● PROVIDED RECORDS:
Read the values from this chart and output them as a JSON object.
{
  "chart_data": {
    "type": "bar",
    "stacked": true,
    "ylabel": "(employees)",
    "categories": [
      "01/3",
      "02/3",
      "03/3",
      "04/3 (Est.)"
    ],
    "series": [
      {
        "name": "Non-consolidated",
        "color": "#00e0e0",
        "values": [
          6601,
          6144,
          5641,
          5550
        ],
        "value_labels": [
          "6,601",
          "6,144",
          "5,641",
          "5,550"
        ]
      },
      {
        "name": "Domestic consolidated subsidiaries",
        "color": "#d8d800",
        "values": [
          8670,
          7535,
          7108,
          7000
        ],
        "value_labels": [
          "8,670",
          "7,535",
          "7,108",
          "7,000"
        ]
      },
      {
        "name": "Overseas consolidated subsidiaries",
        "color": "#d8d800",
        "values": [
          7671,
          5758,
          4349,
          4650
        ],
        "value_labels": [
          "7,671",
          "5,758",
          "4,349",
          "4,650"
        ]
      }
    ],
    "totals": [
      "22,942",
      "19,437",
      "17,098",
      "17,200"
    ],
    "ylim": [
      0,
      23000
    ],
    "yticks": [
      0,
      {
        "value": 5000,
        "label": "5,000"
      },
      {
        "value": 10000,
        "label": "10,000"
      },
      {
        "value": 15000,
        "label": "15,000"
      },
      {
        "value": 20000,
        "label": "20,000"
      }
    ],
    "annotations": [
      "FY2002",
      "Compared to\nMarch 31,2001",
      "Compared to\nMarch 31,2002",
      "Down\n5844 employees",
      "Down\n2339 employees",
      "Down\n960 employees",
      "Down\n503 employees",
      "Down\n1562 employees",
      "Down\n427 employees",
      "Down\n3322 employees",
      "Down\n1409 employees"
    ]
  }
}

● AIM OF THE EXERCISE: Where a line above contains the string "nMarch", copy that line.

● FINISHED EXERCISE:
      "Compared to\nMarch 31,2001",
      "Compared to\nMarch 31,2002",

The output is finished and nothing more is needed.